Алексей Степанович Хомяков

Хомяков верил, что начало органической свободы заложено прежде всего в восточном православии, а затем и в духе русского народа, в русском деревенском быте, русском складе души и отношении к жизни. Запад не знает истинной свободы, там всё механизировано и рационализировано. Тайну свободы ведает лишь сердце России, неискажённо хранящей истину Христовой Церкви, и она лишь может поведать эту тайну современному миру, подчинившемуся внешней необходимости.

Любовь к свободе исключала для Хомякова возможность государственной службы. Он не мог быть чиновником, органически не мог быть, не мог быть и военным, хотя любил войну. Свободу бытовую он чувствовал лишь в деревне, в жизни помещика, ни от чего и ни от кого не зависящего, связанного непосредственно с природой. Хомяков был богатый русский барин, он не знал зависимости от начальства, не знал и зависимости от литературного труда, как многие русские писатели. Жизнь улыбалась ему. И его собственная бытовая, деревенски-помещичья свобода представлялась ему органической свободой всего русского народа, всего уклада русской жизни. Тут была ограниченность, связанная с бытом, с историческими условиями места и времени, но сама любовь к свободе была у Хомякова безграничной. Писал он лишь по вдохновенью, и так же мало можно себе представить его профессиональным литератором или специалистом-ученым, как и чиновником. Хомяков был не меньше охотником, чем писателем, и не отказался бы от охоты с гончими во имя обязанности написать статью к сроку. У Хомякова была безграничность в стремлении к свободе и ограниченность бытовой формы, с которой он связывал осуществление свободы. Свобода, свобода жизненная, была для него тождественна с излюбленным бытом, почти что с бытом такой-то губернии, такого-то уезда. И само свободолюбие русского народа он слишком исключительно связывал с патриархальным бытом, с семейственностью, с властью земли. В этом была ограниченность, которой нет в духе русского народа, мятежном и томящемся.

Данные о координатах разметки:
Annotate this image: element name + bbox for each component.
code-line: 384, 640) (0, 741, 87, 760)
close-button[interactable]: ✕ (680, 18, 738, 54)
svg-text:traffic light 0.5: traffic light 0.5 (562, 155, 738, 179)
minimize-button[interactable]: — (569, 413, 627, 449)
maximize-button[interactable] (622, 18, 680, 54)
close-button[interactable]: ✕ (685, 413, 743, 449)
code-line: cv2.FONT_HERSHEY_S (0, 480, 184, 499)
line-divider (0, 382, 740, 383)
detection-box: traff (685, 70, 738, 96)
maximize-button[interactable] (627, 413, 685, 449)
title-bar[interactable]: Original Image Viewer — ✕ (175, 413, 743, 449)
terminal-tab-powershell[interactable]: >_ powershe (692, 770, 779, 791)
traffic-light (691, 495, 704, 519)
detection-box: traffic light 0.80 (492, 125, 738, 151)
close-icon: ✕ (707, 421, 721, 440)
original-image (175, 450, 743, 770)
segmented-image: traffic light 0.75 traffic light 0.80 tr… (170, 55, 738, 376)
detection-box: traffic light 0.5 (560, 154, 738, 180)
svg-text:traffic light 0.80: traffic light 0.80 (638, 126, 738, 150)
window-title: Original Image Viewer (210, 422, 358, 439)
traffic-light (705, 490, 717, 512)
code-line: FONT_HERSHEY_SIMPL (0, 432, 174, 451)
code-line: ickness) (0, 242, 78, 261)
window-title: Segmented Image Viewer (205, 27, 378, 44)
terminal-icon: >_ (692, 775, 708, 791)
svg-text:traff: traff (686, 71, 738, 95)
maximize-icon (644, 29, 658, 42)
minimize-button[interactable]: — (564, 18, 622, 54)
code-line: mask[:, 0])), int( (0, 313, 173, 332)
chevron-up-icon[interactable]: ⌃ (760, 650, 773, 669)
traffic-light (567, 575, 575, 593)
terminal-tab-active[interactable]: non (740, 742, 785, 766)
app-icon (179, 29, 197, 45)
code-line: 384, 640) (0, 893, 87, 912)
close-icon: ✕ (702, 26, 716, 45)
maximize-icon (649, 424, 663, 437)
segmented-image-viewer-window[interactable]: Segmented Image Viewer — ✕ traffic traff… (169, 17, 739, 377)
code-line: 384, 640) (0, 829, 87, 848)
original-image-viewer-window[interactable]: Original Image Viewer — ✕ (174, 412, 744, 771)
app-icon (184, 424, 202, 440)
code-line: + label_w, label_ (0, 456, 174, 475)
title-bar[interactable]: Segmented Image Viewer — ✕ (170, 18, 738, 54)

[ЗАДАНИЕ 1]:
Где, согласно тексту о Хомякове, он чувствовал бытовую свободу?
[ЗАДАНИЕ 2]:
Дословно перепишите фрагмент текста о Хомякове, начиная со слов «Хомяков верил, что» и заканчивая словами «подчинившемуся внешней необходимости.».

[ИТОГОВЫЙ ОТВЕТ 1]:
Лишь в деревне, в жизни помещика, ни от чего и ни от кого не зависящего и связанного непосредственно с природой.

[ИТОГОВЫЙ ОТВЕТ 2]:
Хомяков верил, что начало органической свободы заложено прежде всего в восточном православии, а затем и в духе русского народа, в русском деревенском быте, русском складе души и отношении к жизни. Запад не знает истинной свободы, там всё механизировано и рационализировано. Тайну свободы ведает лишь сердце России, неискажённо хранящей истину Христовой Церкви, и она лишь может поведать эту тайну современному миру, подчинившемуся внешней необходимости.